AIM. How many lines in the records below hold the string "答出三点"? Answer with the number alone.

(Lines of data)
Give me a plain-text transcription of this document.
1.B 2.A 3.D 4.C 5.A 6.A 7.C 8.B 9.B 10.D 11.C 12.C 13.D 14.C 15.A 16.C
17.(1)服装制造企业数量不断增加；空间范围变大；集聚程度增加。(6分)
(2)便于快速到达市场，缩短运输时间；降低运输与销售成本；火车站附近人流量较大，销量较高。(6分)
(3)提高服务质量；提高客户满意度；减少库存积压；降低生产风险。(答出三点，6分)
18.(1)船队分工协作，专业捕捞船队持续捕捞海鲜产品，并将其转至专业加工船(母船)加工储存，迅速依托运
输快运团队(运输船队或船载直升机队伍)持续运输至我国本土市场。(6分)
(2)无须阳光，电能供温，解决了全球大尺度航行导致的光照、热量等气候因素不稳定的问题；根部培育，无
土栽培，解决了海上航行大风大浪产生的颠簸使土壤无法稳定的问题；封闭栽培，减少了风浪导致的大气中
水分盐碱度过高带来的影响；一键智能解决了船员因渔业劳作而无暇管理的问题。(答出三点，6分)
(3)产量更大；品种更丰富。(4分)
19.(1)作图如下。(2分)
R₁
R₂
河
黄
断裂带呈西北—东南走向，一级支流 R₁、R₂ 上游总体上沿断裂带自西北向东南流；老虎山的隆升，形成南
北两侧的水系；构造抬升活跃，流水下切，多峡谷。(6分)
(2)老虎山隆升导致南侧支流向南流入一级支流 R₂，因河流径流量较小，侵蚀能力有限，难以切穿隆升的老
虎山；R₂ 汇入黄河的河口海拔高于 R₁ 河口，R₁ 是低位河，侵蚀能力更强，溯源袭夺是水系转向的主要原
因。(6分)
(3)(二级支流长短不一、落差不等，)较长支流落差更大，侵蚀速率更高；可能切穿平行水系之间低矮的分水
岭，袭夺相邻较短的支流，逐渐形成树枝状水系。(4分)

RESULT. 2